→ **Set problem**
What lines of the data hold the string "ylabel"? Pull each one out.

→ **Data rows**
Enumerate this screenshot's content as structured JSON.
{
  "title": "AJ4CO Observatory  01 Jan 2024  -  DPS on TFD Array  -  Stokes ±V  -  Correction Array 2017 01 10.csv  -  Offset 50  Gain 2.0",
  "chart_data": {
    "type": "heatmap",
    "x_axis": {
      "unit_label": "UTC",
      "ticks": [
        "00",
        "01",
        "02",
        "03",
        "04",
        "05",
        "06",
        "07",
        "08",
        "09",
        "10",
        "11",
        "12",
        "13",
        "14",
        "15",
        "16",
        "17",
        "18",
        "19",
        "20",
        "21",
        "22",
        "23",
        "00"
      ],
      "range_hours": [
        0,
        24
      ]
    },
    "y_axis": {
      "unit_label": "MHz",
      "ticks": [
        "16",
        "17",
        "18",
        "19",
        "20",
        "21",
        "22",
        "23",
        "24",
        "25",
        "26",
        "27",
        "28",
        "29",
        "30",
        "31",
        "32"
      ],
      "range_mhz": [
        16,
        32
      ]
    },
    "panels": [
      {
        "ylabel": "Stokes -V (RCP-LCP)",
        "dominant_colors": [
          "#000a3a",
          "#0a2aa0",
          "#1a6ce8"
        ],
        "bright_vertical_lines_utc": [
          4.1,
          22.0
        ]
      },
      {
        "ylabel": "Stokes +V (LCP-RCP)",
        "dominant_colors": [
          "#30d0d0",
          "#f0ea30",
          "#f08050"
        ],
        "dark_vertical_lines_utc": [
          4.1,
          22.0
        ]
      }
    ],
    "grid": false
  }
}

→ **Final result**
        "ylabel": "Stokes -V (RCP-LCP)",
        "ylabel": "Stokes +V (LCP-RCP)",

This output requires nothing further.